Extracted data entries
◇ ◇ ◇ ◇ ◇ ◇ ◇

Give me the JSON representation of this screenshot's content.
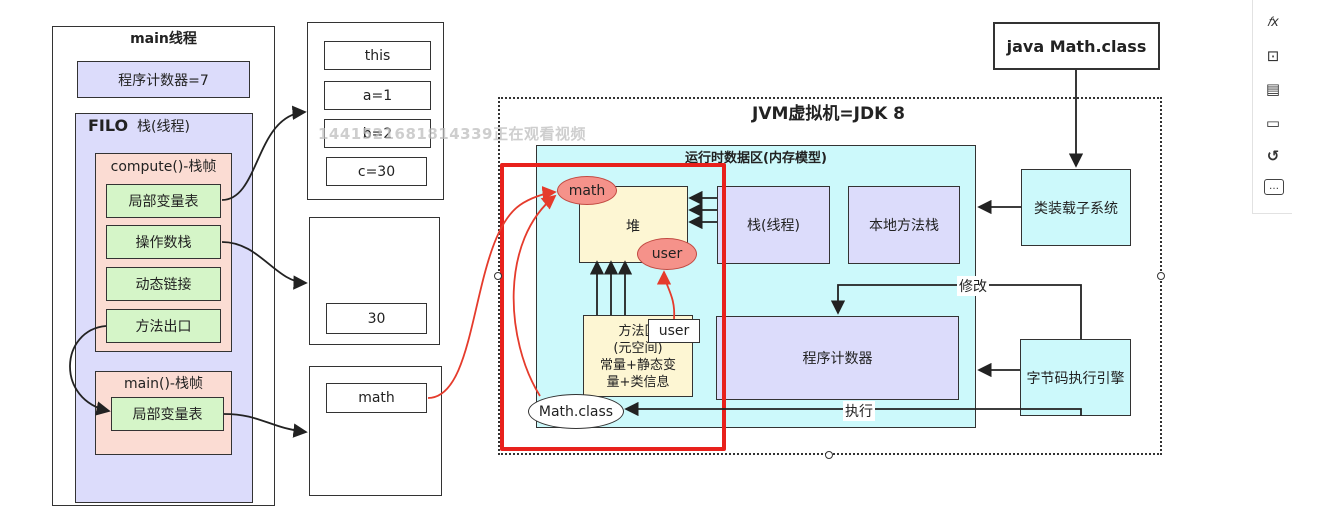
{
  "main_thread": {
    "title": "main线程",
    "pc": "程序计数器=7",
    "filo": "FILO",
    "stack": "栈(线程)",
    "compute_frame": {
      "title": "compute()-栈帧",
      "items": [
        "局部变量表",
        "操作数栈",
        "动态链接",
        "方法出口"
      ]
    },
    "main_frame": {
      "title": "main()-栈帧",
      "items": [
        "局部变量表"
      ]
    }
  },
  "locals_table": [
    "this",
    "a=1",
    "b=2",
    "c=30"
  ],
  "operand_value": "30",
  "main_local": "math",
  "watermark": "1441521681814339正在观看视频",
  "jvm": {
    "title": "JVM虚拟机=JDK 8",
    "runtime_area": "运行时数据区(内存模型)",
    "heap": "堆",
    "heap_objects": [
      "math",
      "user"
    ],
    "stack": "栈(线程)",
    "native_stack": "本地方法栈",
    "method_area": "方法区\n(元空间)\n常量+静态变\n量+类信息",
    "method_area_tag": "user",
    "pc": "程序计数器",
    "class_oval": "Math.class",
    "class_loader": "类装载子系统",
    "engine": "字节码执行引擎",
    "modify_label": "修改",
    "execute_label": "执行"
  },
  "java_cmd": "java Math.class",
  "toolbar": {
    "icons": [
      "formula-icon",
      "resize-icon",
      "pages-icon",
      "file-icon",
      "history-icon",
      "comment-icon"
    ],
    "glyphs": [
      "𝑓x",
      "⊡",
      "▤",
      "▭",
      "↺",
      "…"
    ]
  },
  "colors": {
    "green": "#d5f5c8",
    "lavender": "#dcdcfb",
    "pink": "#fbdcd3",
    "cyan": "#ccf9fb",
    "cream": "#fdf6d3",
    "highlight_red": "#e8211c"
  }
}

◇ ◇ ◇ ◇ ◇ ◇ ◇

§ WORK REQUIRED:
Retype each line of the listing above word for word. Exclude the pictures.

§ ANSWER TO THIS TASK:
Give me the JSON representation of this screenshot's content.
{
  "main_thread": {
    "title": "main线程",
    "pc": "程序计数器=7",
    "filo": "FILO",
    "stack": "栈(线程)",
    "compute_frame": {
      "title": "compute()-栈帧",
      "items": [
        "局部变量表",
        "操作数栈",
        "动态链接",
        "方法出口"
      ]
    },
    "main_frame": {
      "title": "main()-栈帧",
      "items": [
        "局部变量表"
      ]
    }
  },
  "locals_table": [
    "this",
    "a=1",
    "b=2",
    "c=30"
  ],
  "operand_value": "30",
  "main_local": "math",
  "watermark": "1441521681814339正在观看视频",
  "jvm": {
    "title": "JVM虚拟机=JDK 8",
    "runtime_area": "运行时数据区(内存模型)",
    "heap": "堆",
    "heap_objects": [
      "math",
      "user"
    ],
    "stack": "栈(线程)",
    "native_stack": "本地方法栈",
    "method_area": "方法区\n(元空间)\n常量+静态变\n量+类信息",
    "method_area_tag": "user",
    "pc": "程序计数器",
    "class_oval": "Math.class",
    "class_loader": "类装载子系统",
    "engine": "字节码执行引擎",
    "modify_label": "修改",
    "execute_label": "执行"
  },
  "java_cmd": "java Math.class",
  "toolbar": {
    "icons": [
      "formula-icon",
      "resize-icon",
      "pages-icon",
      "file-icon",
      "history-icon",
      "comment-icon"
    ],
    "glyphs": [
      "𝑓x",
      "⊡",
      "▤",
      "▭",
      "↺",
      "…"
    ]
  },
  "colors": {
    "green": "#d5f5c8",
    "lavender": "#dcdcfb",
    "pink": "#fbdcd3",
    "cyan": "#ccf9fb",
    "cream": "#fdf6d3",
    "highlight_red": "#e8211c"
  }
}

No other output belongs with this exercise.